- [TASK OBJECTIVE] Skip the pictures. Transcribe the rest of the data below without changing a word.

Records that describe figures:
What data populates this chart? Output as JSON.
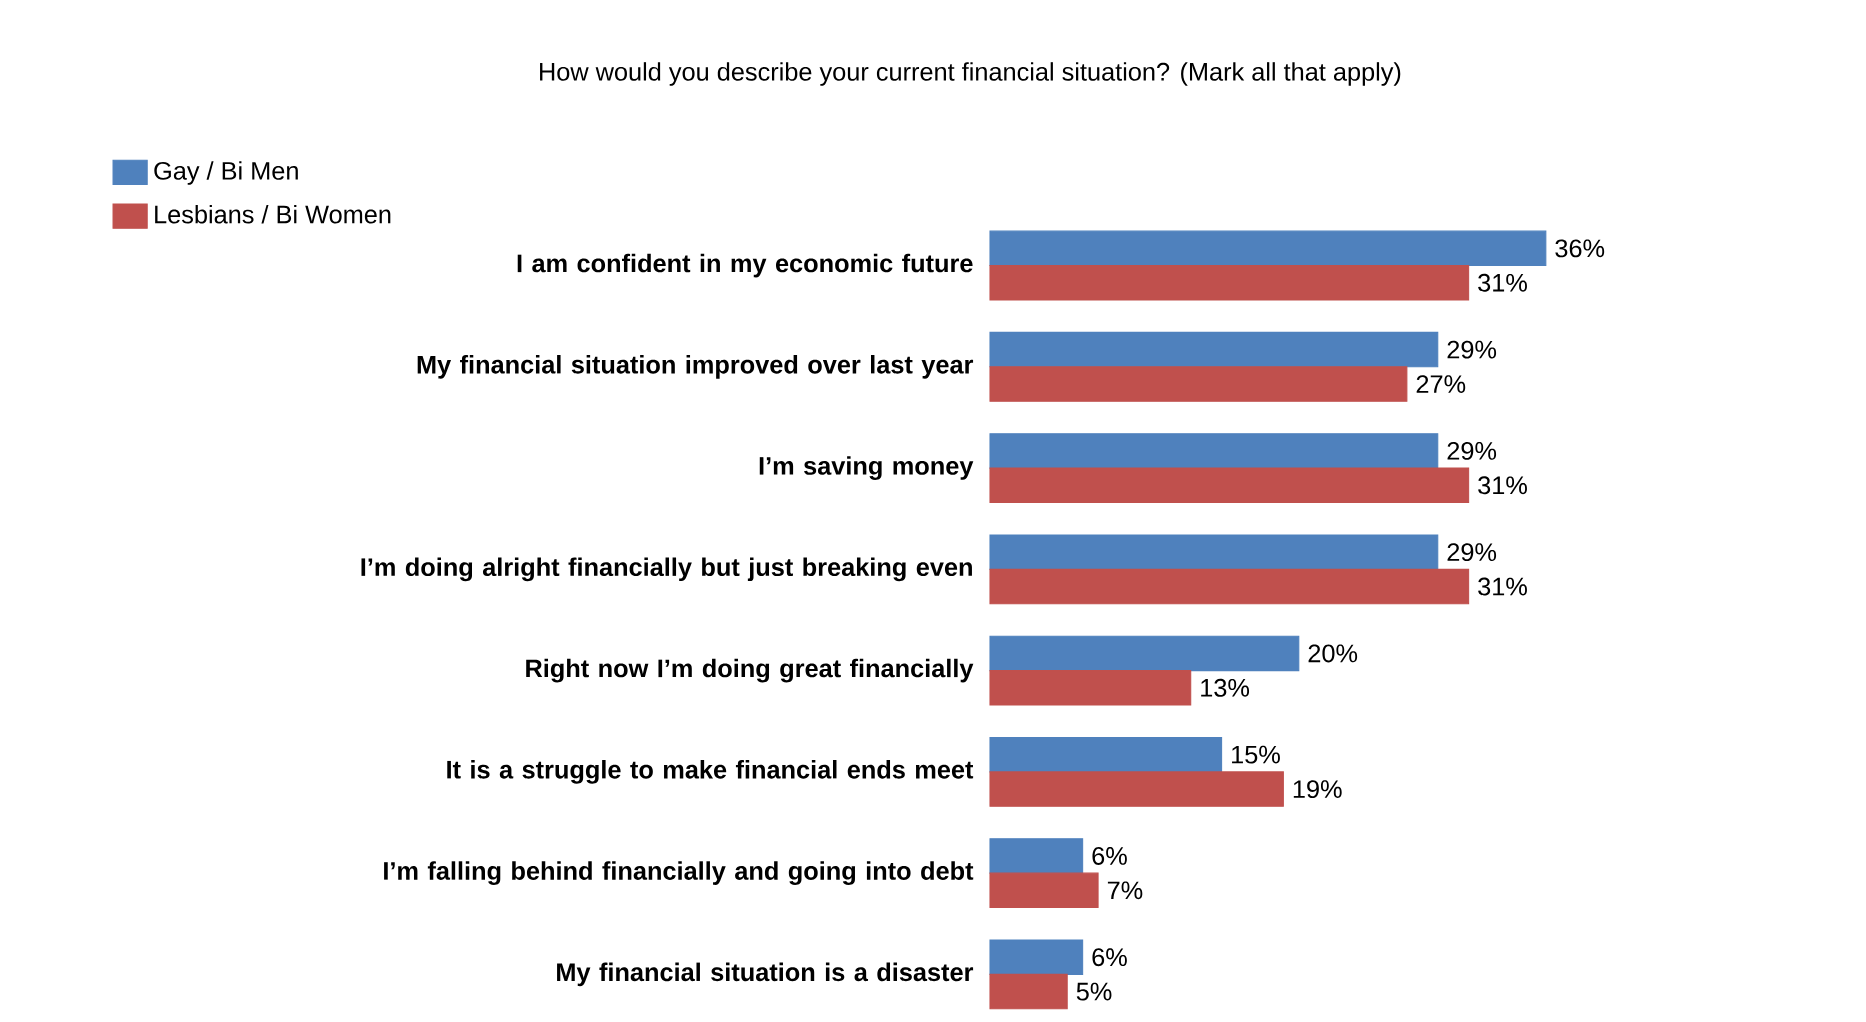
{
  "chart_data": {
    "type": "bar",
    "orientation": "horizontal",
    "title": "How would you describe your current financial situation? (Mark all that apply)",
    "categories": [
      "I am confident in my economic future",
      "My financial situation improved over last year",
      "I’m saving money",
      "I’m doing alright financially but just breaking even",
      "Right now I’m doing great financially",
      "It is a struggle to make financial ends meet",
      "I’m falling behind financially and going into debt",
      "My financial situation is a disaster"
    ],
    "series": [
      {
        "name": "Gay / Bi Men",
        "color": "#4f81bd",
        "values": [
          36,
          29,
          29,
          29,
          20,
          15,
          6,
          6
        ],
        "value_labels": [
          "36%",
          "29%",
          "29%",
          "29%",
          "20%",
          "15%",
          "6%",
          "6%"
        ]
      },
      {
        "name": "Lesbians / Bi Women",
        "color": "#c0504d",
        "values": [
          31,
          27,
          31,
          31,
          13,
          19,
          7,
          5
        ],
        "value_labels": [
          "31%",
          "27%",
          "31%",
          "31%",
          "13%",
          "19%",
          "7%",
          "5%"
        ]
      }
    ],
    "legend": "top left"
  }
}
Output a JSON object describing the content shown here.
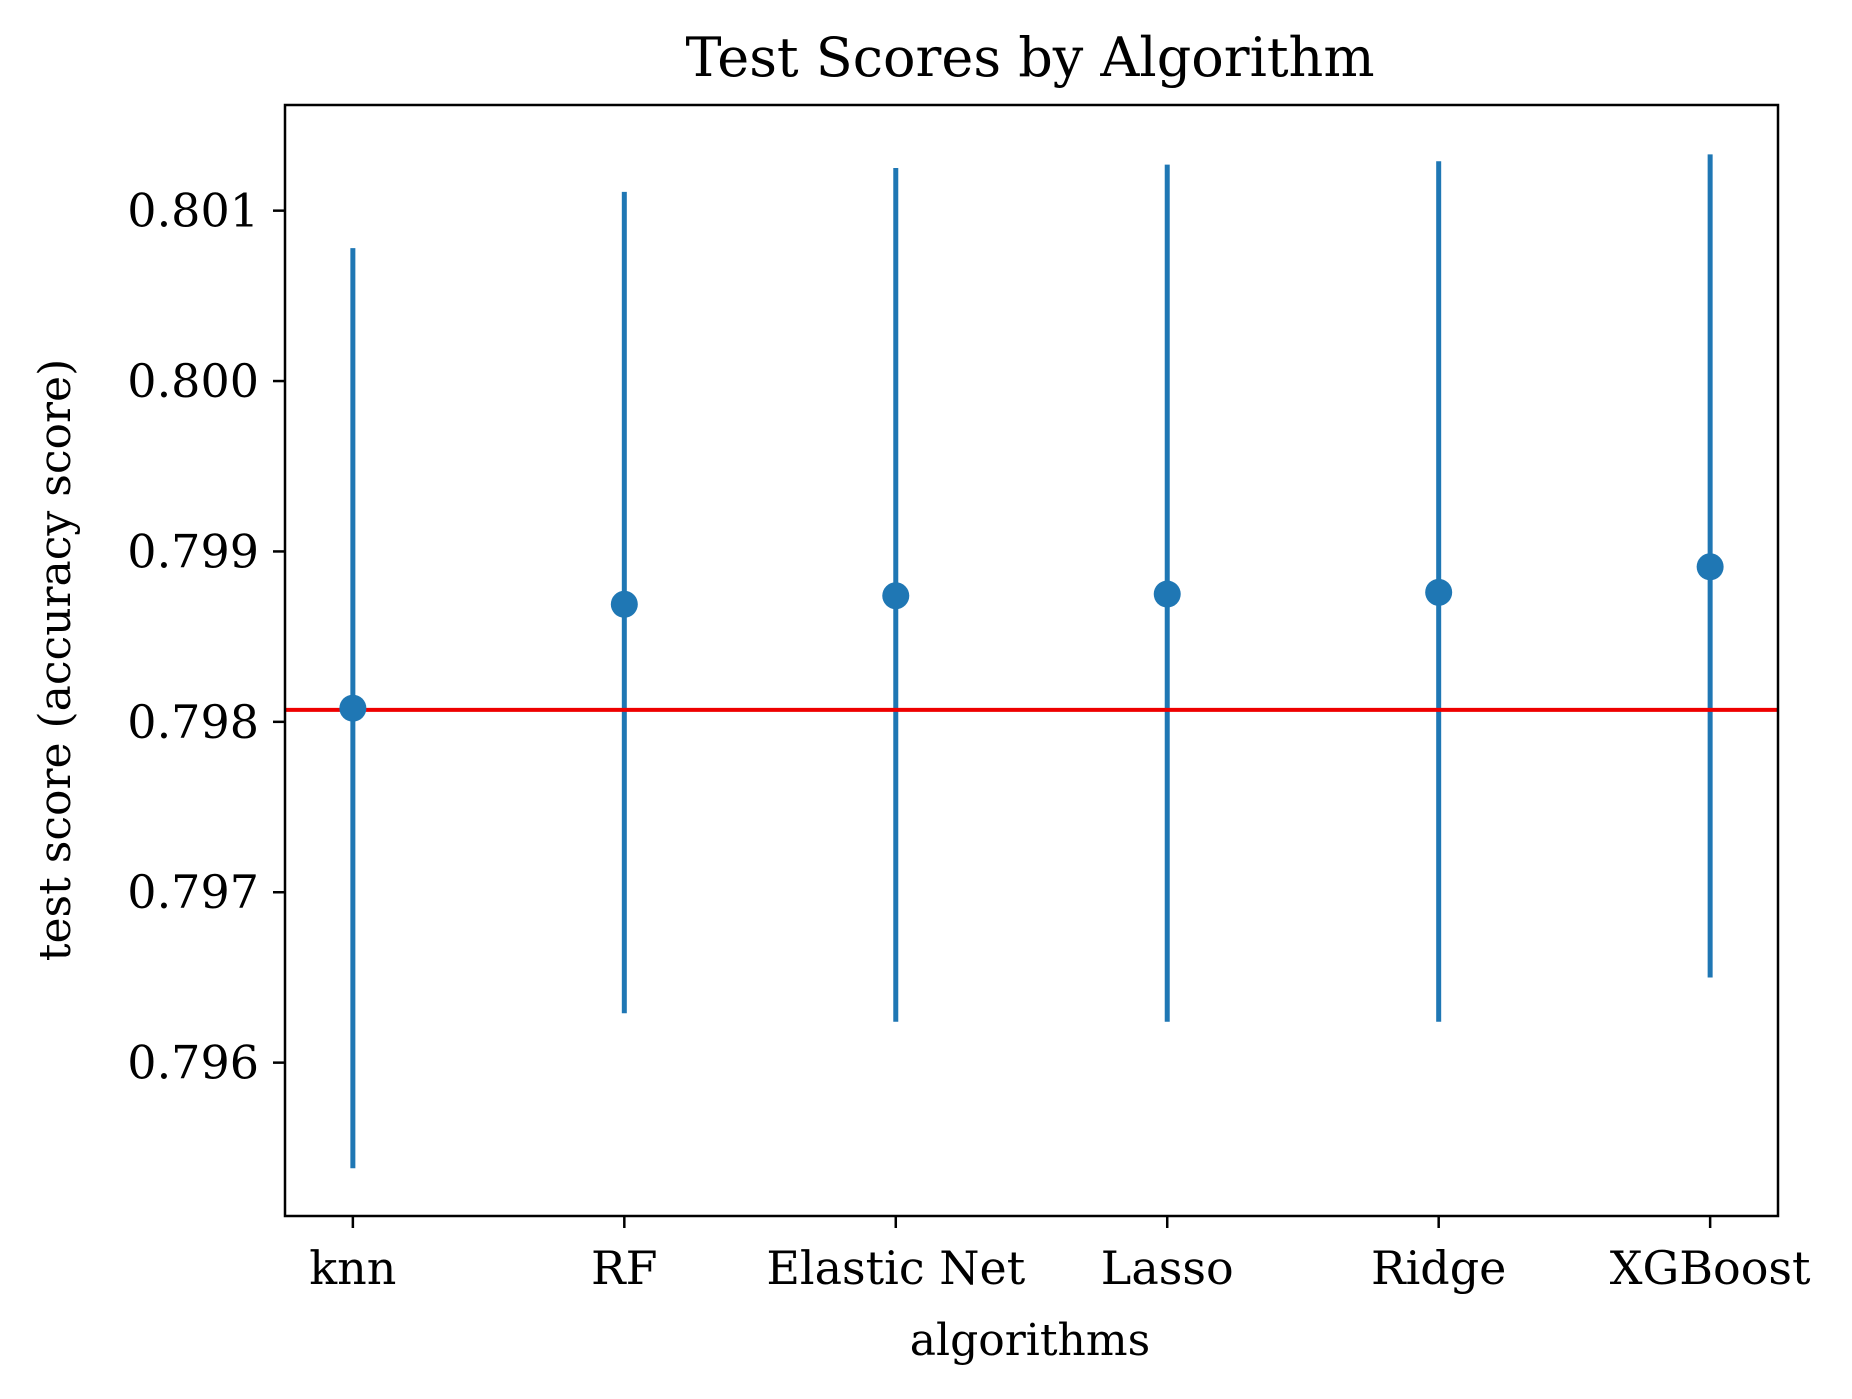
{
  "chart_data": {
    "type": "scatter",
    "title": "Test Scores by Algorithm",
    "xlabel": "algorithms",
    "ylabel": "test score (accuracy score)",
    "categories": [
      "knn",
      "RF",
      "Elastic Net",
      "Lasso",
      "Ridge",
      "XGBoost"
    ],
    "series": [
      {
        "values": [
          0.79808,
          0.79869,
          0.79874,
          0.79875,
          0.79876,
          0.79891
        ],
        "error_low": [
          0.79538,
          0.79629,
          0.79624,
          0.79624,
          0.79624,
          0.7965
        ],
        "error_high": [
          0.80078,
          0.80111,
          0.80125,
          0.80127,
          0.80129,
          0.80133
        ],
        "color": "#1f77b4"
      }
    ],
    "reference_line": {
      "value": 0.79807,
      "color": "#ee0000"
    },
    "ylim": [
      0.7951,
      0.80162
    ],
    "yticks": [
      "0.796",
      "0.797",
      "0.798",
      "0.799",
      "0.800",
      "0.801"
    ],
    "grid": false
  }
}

- [EXERCISE SOLUTION]
What data populates this chart? Output as JSON.
{
  "chart_data": {
    "type": "bar",
    "orientation": "horizontal",
    "title": "How would you describe your current financial situation? (Mark all that apply)",
    "categories": [
      "I am confident in my economic future",
      "My financial situation improved over last year",
      "I’m saving money",
      "I’m doing alright financially but just breaking even",
      "Right now I’m doing great financially",
      "It is a struggle to make financial ends meet",
      "I’m falling behind financially and going into debt",
      "My financial situation is a disaster"
    ],
    "series": [
      {
        "name": "Gay / Bi Men",
        "color": "#4f81bd",
        "values": [
          36,
          29,
          29,
          29,
          20,
          15,
          6,
          6
        ],
        "value_labels": [
          "36%",
          "29%",
          "29%",
          "29%",
          "20%",
          "15%",
          "6%",
          "6%"
        ]
      },
      {
        "name": "Lesbians / Bi Women",
        "color": "#c0504d",
        "values": [
          31,
          27,
          31,
          31,
          13,
          19,
          7,
          5
        ],
        "value_labels": [
          "31%",
          "27%",
          "31%",
          "31%",
          "13%",
          "19%",
          "7%",
          "5%"
        ]
      }
    ],
    "legend": "top left"
  }
}
Output a JSON object describing the content shown here.
{
  "chart_data": {
    "type": "scatter",
    "title": "Test Scores by Algorithm",
    "xlabel": "algorithms",
    "ylabel": "test score (accuracy score)",
    "categories": [
      "knn",
      "RF",
      "Elastic Net",
      "Lasso",
      "Ridge",
      "XGBoost"
    ],
    "series": [
      {
        "values": [
          0.79808,
          0.79869,
          0.79874,
          0.79875,
          0.79876,
          0.79891
        ],
        "error_low": [
          0.79538,
          0.79629,
          0.79624,
          0.79624,
          0.79624,
          0.7965
        ],
        "error_high": [
          0.80078,
          0.80111,
          0.80125,
          0.80127,
          0.80129,
          0.80133
        ],
        "color": "#1f77b4"
      }
    ],
    "reference_line": {
      "value": 0.79807,
      "color": "#ee0000"
    },
    "ylim": [
      0.7951,
      0.80162
    ],
    "yticks": [
      "0.796",
      "0.797",
      "0.798",
      "0.799",
      "0.800",
      "0.801"
    ],
    "grid": false
  }
}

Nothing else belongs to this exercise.